*** Block opens ***

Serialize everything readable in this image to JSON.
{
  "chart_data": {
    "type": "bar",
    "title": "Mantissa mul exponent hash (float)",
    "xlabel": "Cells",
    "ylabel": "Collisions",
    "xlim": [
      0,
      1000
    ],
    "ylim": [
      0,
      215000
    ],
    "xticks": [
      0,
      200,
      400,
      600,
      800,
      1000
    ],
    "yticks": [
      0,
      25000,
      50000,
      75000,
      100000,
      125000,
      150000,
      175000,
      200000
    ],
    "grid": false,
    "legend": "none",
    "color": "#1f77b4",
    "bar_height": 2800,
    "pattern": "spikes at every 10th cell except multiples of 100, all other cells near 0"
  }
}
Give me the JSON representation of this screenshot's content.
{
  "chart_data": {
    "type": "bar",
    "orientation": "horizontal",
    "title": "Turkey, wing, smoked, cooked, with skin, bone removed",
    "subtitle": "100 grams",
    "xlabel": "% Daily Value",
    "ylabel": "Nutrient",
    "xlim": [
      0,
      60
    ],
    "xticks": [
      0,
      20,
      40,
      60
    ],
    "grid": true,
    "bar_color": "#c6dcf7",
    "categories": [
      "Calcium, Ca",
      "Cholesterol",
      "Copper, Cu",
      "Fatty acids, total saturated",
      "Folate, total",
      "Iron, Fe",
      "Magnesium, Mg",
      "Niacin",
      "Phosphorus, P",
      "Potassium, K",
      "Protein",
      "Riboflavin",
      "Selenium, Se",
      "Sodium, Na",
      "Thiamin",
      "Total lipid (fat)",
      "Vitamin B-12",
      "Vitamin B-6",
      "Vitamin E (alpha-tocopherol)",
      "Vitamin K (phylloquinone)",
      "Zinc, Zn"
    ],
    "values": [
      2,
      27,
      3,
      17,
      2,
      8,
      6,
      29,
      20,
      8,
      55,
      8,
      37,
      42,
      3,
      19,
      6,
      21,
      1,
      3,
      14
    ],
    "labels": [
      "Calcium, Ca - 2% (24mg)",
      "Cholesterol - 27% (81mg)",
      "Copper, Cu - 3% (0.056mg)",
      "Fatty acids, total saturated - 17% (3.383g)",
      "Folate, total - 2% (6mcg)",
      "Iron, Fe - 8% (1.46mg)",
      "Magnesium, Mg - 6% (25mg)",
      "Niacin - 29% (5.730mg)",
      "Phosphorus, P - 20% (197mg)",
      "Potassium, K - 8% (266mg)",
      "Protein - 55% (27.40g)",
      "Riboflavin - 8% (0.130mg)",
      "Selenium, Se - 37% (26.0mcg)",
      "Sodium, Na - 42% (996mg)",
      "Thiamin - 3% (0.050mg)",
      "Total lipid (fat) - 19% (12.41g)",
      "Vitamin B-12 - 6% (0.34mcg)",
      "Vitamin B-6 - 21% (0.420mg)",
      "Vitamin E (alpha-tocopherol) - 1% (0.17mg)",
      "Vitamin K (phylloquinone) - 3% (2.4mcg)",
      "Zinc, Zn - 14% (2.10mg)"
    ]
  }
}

*** Block closes ***

• _Task details_
Each line of the listing is to be output verbatim.

• _Task output_
Serialize everything readable in this image to JSON.
{
  "chart_data": {
    "type": "bar",
    "title": "Mantissa mul exponent hash (float)",
    "xlabel": "Cells",
    "ylabel": "Collisions",
    "xlim": [
      0,
      1000
    ],
    "ylim": [
      0,
      215000
    ],
    "xticks": [
      0,
      200,
      400,
      600,
      800,
      1000
    ],
    "yticks": [
      0,
      25000,
      50000,
      75000,
      100000,
      125000,
      150000,
      175000,
      200000
    ],
    "grid": false,
    "legend": "none",
    "color": "#1f77b4",
    "bar_height": 2800,
    "pattern": "spikes at every 10th cell except multiples of 100, all other cells near 0"
  }
}
Give me the JSON representation of this screenshot's content.
{
  "chart_data": {
    "type": "bar",
    "orientation": "horizontal",
    "title": "Turkey, wing, smoked, cooked, with skin, bone removed",
    "subtitle": "100 grams",
    "xlabel": "% Daily Value",
    "ylabel": "Nutrient",
    "xlim": [
      0,
      60
    ],
    "xticks": [
      0,
      20,
      40,
      60
    ],
    "grid": true,
    "bar_color": "#c6dcf7",
    "categories": [
      "Calcium, Ca",
      "Cholesterol",
      "Copper, Cu",
      "Fatty acids, total saturated",
      "Folate, total",
      "Iron, Fe",
      "Magnesium, Mg",
      "Niacin",
      "Phosphorus, P",
      "Potassium, K",
      "Protein",
      "Riboflavin",
      "Selenium, Se",
      "Sodium, Na",
      "Thiamin",
      "Total lipid (fat)",
      "Vitamin B-12",
      "Vitamin B-6",
      "Vitamin E (alpha-tocopherol)",
      "Vitamin K (phylloquinone)",
      "Zinc, Zn"
    ],
    "values": [
      2,
      27,
      3,
      17,
      2,
      8,
      6,
      29,
      20,
      8,
      55,
      8,
      37,
      42,
      3,
      19,
      6,
      21,
      1,
      3,
      14
    ],
    "labels": [
      "Calcium, Ca - 2% (24mg)",
      "Cholesterol - 27% (81mg)",
      "Copper, Cu - 3% (0.056mg)",
      "Fatty acids, total saturated - 17% (3.383g)",
      "Folate, total - 2% (6mcg)",
      "Iron, Fe - 8% (1.46mg)",
      "Magnesium, Mg - 6% (25mg)",
      "Niacin - 29% (5.730mg)",
      "Phosphorus, P - 20% (197mg)",
      "Potassium, K - 8% (266mg)",
      "Protein - 55% (27.40g)",
      "Riboflavin - 8% (0.130mg)",
      "Selenium, Se - 37% (26.0mcg)",
      "Sodium, Na - 42% (996mg)",
      "Thiamin - 3% (0.050mg)",
      "Total lipid (fat) - 19% (12.41g)",
      "Vitamin B-12 - 6% (0.34mcg)",
      "Vitamin B-6 - 21% (0.420mg)",
      "Vitamin E (alpha-tocopherol) - 1% (0.17mg)",
      "Vitamin K (phylloquinone) - 3% (2.4mcg)",
      "Zinc, Zn - 14% (2.10mg)"
    ]
  }
}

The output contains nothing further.